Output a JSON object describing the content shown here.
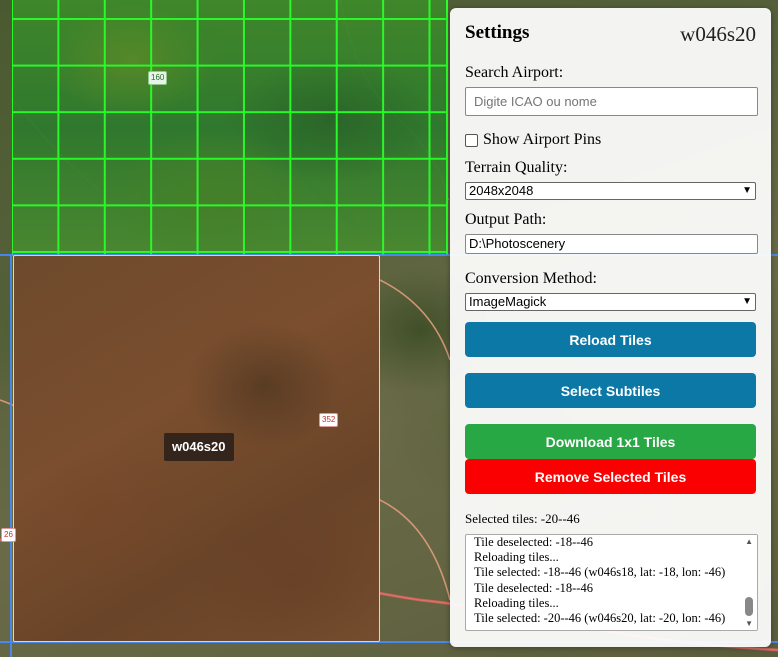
{
  "map": {
    "selected_tile_label": "w046s20",
    "road_badges": [
      "160",
      "352",
      "26"
    ]
  },
  "panel": {
    "title": "Settings",
    "current_tile": "w046s20",
    "search": {
      "label": "Search Airport:",
      "placeholder": "Digite ICAO ou nome",
      "value": ""
    },
    "show_pins": {
      "label": "Show Airport Pins",
      "checked": false
    },
    "terrain_quality": {
      "label": "Terrain Quality:",
      "value": "2048x2048"
    },
    "output_path": {
      "label": "Output Path:",
      "value": "D:\\Photoscenery"
    },
    "conversion_method": {
      "label": "Conversion Method:",
      "value": "ImageMagick"
    },
    "buttons": {
      "reload": "Reload Tiles",
      "subtiles": "Select Subtiles",
      "download": "Download 1x1 Tiles",
      "remove": "Remove Selected Tiles"
    },
    "selected_tiles": "Selected tiles: -20--46",
    "log": [
      "Tile deselected: -18--46",
      "Reloading tiles...",
      "Tile selected: -18--46 (w046s18, lat: -18, lon: -46)",
      "Tile deselected: -18--46",
      "Reloading tiles...",
      "Tile selected: -20--46 (w046s20, lat: -20, lon: -46)"
    ]
  },
  "colors": {
    "primary_button": "#0b78a6",
    "success_button": "#27a844",
    "danger_button": "#fa0000",
    "grid_green": "#2bff2b",
    "tile_border": "#d8d2f0"
  }
}
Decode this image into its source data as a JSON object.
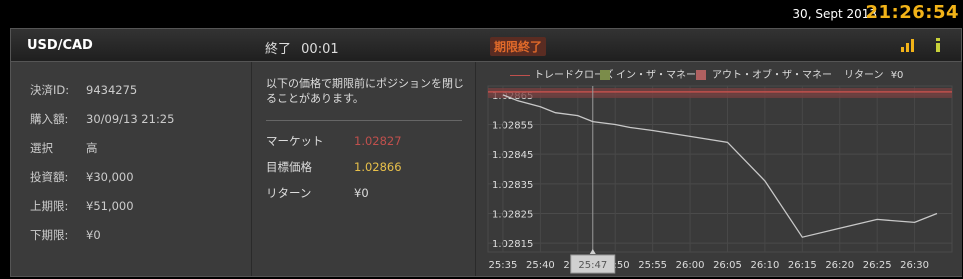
{
  "topbar": {
    "date": "30, Sept 2013",
    "time": "21:26:54"
  },
  "header": {
    "pair": "USD/CAD",
    "status_label": "終了",
    "status_time": "00:01",
    "expired_badge": "期限終了"
  },
  "details": [
    {
      "label": "決済ID:",
      "value": "9434275"
    },
    {
      "label": "購入額:",
      "value": "30/09/13 21:25"
    },
    {
      "label": "選択",
      "value": "高"
    },
    {
      "label": "投資額:",
      "value": "¥30,000"
    },
    {
      "label": "上期限:",
      "value": "¥51,000"
    },
    {
      "label": "下期限:",
      "value": "¥0"
    }
  ],
  "result": {
    "note": "以下の価格で期限前にポジションを閉じることがあります。",
    "market_label": "マーケット",
    "market_value": "1.02827",
    "target_label": "目標価格",
    "target_value": "1.02866",
    "return_label": "リターン",
    "return_value": "¥0"
  },
  "colors": {
    "accent": "#f2b318",
    "market": "#c0504d",
    "target": "#e8c04a",
    "in_money": "#7b8c4a",
    "out_money": "#b06060"
  },
  "legend": {
    "trade_close": "トレードクローズ",
    "in_the_money": "イン・ザ・マネー",
    "out_of_money": "アウト・オブ・ザ・マネー",
    "return_label": "リターン",
    "return_value": "¥0"
  },
  "icons": [
    "bar-chart-icon",
    "info-icon"
  ],
  "chart_data": {
    "type": "line",
    "x": [
      "25:35",
      "25:37",
      "25:40",
      "25:42",
      "25:45",
      "25:47",
      "25:50",
      "25:52",
      "25:55",
      "26:00",
      "26:05",
      "26:10",
      "26:15",
      "26:20",
      "26:25",
      "26:30",
      "26:33"
    ],
    "y": [
      1.02865,
      1.02863,
      1.02861,
      1.02859,
      1.02858,
      1.02856,
      1.02855,
      1.02854,
      1.02853,
      1.02851,
      1.02849,
      1.02836,
      1.02817,
      1.0282,
      1.02823,
      1.02822,
      1.02825
    ],
    "x_ticks": [
      "25:35",
      "25:40",
      "25:45",
      "25:50",
      "25:55",
      "26:00",
      "26:05",
      "26:10",
      "26:15",
      "26:20",
      "26:25",
      "26:30"
    ],
    "y_ticks": [
      "1.02865",
      "1.02855",
      "1.02845",
      "1.02835",
      "1.02825",
      "1.02815"
    ],
    "ylim": [
      1.02812,
      1.02868
    ],
    "target_price": 1.02866,
    "marker_label": "25:47",
    "grid": true
  }
}
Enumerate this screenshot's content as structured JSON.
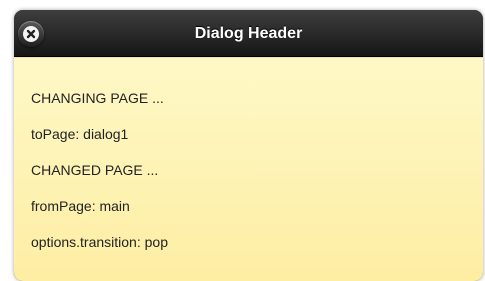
{
  "dialog": {
    "title": "Dialog Header",
    "close_icon": "close-icon"
  },
  "log": [
    "CHANGING PAGE ...",
    "toPage: dialog1",
    "CHANGED PAGE ...",
    "fromPage: main",
    "options.transition: pop"
  ],
  "colors": {
    "header": "#161616",
    "content_top": "#fff8c7",
    "content_bottom": "#fdeea3"
  }
}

▬▬▬▬▬▬▬▬▬▬

WHAT NEEDS TO BE DONE: Write only the number of lines that include "Airport".

OUTPUT OF THE EXERCISE: 2